Data entries
- - -

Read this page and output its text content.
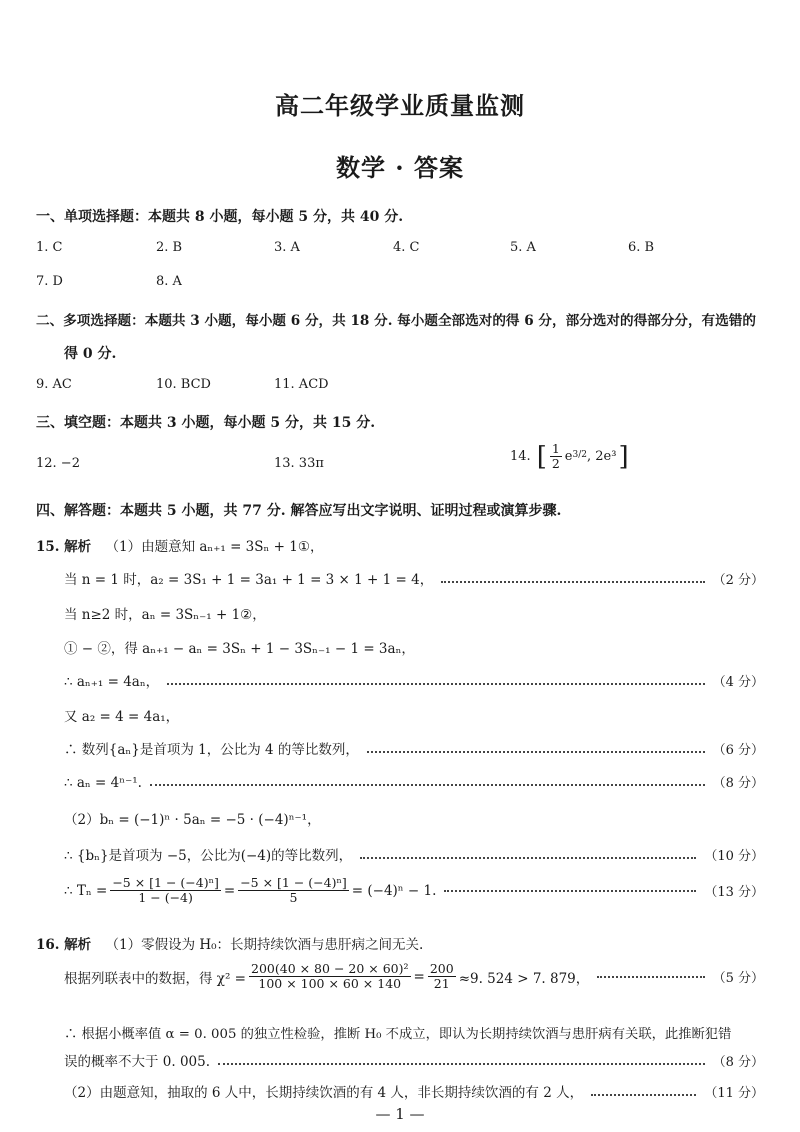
高二年级学业质量监测
数学 · 答案
一、单项选择题：本题共 8 小题，每小题 5 分，共 40 分.
1. C	2. B	3. A	4. C	5. A	6. B
7. D	8. A
二、多项选择题：本题共 3 小题，每小题 6 分，共 18 分. 每小题全部选对的得 6 分，部分选对的得部分分，有选错的
得 0 分.
9. AC	10. BCD	11. ACD
三、填空题：本题共 3 小题，每小题 5 分，共 15 分.
12. −2	13. 33π	14. [ $\frac{1}{2} e^{3/2}$ , 2e³ ]
四、解答题：本题共 5 小题，共 77 分. 解答应写出文字说明、证明过程或演算步骤.
15. 解析 （1）由题意知 aₙ₊₁ = 3Sₙ + 1①，
当 n = 1 时，a₂ = 3S₁ + 1 = 3a₁ + 1 = 3 × 1 + 1 = 4，	（2 分）
当 n≥2 时，aₙ = 3Sₙ₋₁ + 1②，
① − ②，得 aₙ₊₁ − aₙ = 3Sₙ + 1 − 3Sₙ₋₁ − 1 = 3aₙ，
∴ aₙ₊₁ = 4aₙ，	（4 分）
又 a₂ = 4 = 4a₁，
∴ 数列{aₙ}是首项为 1，公比为 4 的等比数列，	（6 分）
∴ aₙ = 4ⁿ⁻¹.	（8 分）
（2）bₙ = (−1)ⁿ · 5aₙ = −5 · (−4)ⁿ⁻¹，
∴ {bₙ}是首项为 −5，公比为(−4)的等比数列，	（10 分）
∴ $T_n = \frac{\text{−5 × [1 − (−4)ⁿ]}}{1 - (-4)} = \frac{\text{−5 × [1 − (−4)ⁿ]}}{5} = (-4)^n - 1$.	（13 分）
16. 解析 （1）零假设为 H₀：长期持续饮酒与患肝病之间无关.
根据列联表中的数据，得 $\chi^2 = \frac{\text{200(40 × 80 − 20 × 60)²}}{100 \times 100 \times 60 \times 140} = \frac{200}{21} \approx 9$. 524 > 7. 879，	（5 分）
∴ 根据小概率值 α = 0. 005 的独立性检验，推断 H₀ 不成立，即认为长期持续饮酒与患肝病有关联，此推断犯错
误的概率不大于 0. 005.	（8 分）
（2）由题意知，抽取的 6 人中，长期持续饮酒的有 4 人，非长期持续饮酒的有 2 人，	（11 分）
— 1 —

- - -

Repeat each entry exactly as it appears; skip any picture.

Read this page and output its text content.
高二年级学业质量监测
数学 · 答案
一、单项选择题：本题共 8 小题，每小题 5 分，共 40 分.
1. C	2. B	3. A	4. C	5. A	6. B
7. D	8. A
二、多项选择题：本题共 3 小题，每小题 6 分，共 18 分. 每小题全部选对的得 6 分，部分选对的得部分分，有选错的
得 0 分.
9. AC	10. BCD	11. ACD
三、填空题：本题共 3 小题，每小题 5 分，共 15 分.
12. −2	13. 33π	14. [ $\frac{1}{2} e^{3/2}$ , 2e³ ]
四、解答题：本题共 5 小题，共 77 分. 解答应写出文字说明、证明过程或演算步骤.
15. 解析 （1）由题意知 aₙ₊₁ = 3Sₙ + 1①，
当 n = 1 时，a₂ = 3S₁ + 1 = 3a₁ + 1 = 3 × 1 + 1 = 4，	（2 分）
当 n≥2 时，aₙ = 3Sₙ₋₁ + 1②，
① − ②，得 aₙ₊₁ − aₙ = 3Sₙ + 1 − 3Sₙ₋₁ − 1 = 3aₙ，
∴ aₙ₊₁ = 4aₙ，	（4 分）
又 a₂ = 4 = 4a₁，
∴ 数列{aₙ}是首项为 1，公比为 4 的等比数列，	（6 分）
∴ aₙ = 4ⁿ⁻¹.	（8 分）
（2）bₙ = (−1)ⁿ · 5aₙ = −5 · (−4)ⁿ⁻¹，
∴ {bₙ}是首项为 −5，公比为(−4)的等比数列，	（10 分）
∴ $T_n = \frac{\text{−5 × [1 − (−4)ⁿ]}}{1 - (-4)} = \frac{\text{−5 × [1 − (−4)ⁿ]}}{5} = (-4)^n - 1$.	（13 分）
16. 解析 （1）零假设为 H₀：长期持续饮酒与患肝病之间无关.
根据列联表中的数据，得 $\chi^2 = \frac{\text{200(40 × 80 − 20 × 60)²}}{100 \times 100 \times 60 \times 140} = \frac{200}{21} \approx 9$. 524 > 7. 879，	（5 分）
∴ 根据小概率值 α = 0. 005 的独立性检验，推断 H₀ 不成立，即认为长期持续饮酒与患肝病有关联，此推断犯错
误的概率不大于 0. 005.	（8 分）
（2）由题意知，抽取的 6 人中，长期持续饮酒的有 4 人，非长期持续饮酒的有 2 人，	（11 分）
— 1 —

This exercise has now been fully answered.